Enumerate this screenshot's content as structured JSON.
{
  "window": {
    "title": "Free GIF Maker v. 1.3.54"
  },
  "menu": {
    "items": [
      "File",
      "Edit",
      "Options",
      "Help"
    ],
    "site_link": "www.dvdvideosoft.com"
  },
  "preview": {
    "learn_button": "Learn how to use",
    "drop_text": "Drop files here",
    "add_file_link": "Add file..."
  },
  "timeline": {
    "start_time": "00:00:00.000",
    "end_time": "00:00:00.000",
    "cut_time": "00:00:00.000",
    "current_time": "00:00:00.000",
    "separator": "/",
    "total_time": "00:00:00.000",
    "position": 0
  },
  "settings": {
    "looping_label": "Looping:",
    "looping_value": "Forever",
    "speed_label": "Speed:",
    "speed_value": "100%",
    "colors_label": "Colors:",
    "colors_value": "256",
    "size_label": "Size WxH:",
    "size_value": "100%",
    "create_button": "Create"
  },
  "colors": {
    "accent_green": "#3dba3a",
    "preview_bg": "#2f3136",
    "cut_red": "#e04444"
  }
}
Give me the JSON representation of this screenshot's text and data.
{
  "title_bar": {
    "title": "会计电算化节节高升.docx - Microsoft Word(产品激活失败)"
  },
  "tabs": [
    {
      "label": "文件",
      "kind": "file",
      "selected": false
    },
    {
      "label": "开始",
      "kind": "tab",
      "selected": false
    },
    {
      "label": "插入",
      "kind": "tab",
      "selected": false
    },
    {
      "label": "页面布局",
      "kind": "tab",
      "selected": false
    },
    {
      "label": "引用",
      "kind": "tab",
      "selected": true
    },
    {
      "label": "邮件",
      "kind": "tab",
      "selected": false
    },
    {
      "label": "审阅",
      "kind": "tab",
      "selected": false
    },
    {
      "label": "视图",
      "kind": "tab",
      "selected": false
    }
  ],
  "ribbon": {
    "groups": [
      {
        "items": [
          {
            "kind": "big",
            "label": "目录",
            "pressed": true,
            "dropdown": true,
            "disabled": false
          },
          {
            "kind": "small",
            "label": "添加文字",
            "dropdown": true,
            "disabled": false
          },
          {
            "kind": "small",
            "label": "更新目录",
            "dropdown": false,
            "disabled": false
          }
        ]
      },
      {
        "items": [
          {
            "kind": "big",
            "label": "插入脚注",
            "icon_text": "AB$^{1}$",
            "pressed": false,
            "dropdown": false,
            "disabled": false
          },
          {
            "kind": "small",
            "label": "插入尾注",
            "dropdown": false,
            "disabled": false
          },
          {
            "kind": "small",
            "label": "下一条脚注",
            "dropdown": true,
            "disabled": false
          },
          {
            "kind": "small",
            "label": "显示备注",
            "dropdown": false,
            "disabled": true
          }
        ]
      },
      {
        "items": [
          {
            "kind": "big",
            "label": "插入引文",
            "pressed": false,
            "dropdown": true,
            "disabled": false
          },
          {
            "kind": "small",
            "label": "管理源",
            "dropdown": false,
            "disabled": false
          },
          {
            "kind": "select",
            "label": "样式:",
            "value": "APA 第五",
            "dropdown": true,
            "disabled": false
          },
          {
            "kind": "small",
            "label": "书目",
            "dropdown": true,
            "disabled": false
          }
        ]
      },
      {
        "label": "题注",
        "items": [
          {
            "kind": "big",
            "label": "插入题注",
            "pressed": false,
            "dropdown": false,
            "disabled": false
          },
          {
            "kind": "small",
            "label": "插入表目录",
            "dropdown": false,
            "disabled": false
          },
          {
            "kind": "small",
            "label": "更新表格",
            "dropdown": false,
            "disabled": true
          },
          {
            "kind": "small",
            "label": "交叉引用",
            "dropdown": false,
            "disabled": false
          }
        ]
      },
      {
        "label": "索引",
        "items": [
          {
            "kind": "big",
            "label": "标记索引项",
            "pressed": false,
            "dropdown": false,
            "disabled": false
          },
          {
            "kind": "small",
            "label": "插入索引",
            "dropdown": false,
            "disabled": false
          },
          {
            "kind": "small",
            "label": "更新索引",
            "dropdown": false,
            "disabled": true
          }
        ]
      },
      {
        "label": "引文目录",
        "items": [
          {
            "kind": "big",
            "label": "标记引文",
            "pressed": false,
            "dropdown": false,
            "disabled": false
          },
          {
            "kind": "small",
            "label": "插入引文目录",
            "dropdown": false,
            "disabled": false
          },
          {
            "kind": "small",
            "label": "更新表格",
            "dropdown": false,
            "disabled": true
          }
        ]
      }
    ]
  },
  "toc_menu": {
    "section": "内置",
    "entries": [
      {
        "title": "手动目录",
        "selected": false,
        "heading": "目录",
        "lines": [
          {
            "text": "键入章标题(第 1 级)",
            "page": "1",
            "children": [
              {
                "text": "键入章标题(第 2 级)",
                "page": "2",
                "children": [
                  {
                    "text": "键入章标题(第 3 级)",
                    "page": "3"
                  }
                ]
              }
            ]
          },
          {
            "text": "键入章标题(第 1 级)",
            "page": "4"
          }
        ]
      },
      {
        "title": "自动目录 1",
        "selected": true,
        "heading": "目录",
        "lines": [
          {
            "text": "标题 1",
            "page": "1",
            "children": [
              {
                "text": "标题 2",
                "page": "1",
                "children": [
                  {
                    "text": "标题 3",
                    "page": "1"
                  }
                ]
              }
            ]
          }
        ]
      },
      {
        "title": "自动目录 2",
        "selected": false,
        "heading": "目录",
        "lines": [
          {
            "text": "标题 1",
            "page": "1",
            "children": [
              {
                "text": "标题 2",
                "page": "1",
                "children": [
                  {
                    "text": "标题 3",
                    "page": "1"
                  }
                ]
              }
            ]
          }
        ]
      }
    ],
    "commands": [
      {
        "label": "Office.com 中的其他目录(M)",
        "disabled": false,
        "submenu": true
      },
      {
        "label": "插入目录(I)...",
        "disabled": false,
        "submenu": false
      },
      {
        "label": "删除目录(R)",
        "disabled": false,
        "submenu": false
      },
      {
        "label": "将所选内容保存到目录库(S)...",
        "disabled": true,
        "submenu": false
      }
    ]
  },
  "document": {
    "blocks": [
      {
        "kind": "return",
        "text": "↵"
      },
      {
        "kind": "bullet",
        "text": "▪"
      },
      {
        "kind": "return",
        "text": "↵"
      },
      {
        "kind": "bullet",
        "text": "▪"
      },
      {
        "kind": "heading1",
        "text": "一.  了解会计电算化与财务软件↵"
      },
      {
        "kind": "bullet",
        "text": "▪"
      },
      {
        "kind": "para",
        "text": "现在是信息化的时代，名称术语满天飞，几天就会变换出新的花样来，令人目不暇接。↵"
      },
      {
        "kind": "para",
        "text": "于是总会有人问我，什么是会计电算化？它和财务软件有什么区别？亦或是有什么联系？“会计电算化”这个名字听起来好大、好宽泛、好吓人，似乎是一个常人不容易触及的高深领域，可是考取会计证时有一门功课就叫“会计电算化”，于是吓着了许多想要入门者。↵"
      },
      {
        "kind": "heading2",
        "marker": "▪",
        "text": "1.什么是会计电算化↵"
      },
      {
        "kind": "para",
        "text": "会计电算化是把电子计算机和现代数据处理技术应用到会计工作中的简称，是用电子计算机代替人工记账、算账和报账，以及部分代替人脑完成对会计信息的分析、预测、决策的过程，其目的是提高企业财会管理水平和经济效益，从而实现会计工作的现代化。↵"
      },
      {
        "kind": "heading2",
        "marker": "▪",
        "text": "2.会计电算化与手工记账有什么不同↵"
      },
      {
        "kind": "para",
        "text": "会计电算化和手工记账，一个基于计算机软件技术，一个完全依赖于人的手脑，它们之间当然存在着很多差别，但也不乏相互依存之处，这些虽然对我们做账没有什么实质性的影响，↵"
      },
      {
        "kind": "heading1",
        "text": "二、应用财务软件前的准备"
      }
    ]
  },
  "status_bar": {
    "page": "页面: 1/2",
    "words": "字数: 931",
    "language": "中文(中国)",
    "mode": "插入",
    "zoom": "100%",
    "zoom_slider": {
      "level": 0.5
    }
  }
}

» Exercise details
Using the material above, report each line where "JSON" occurs.

» Right answer
Enumerate this screenshot's content as structured JSON.
Give me the JSON representation of this screenshot's text and data.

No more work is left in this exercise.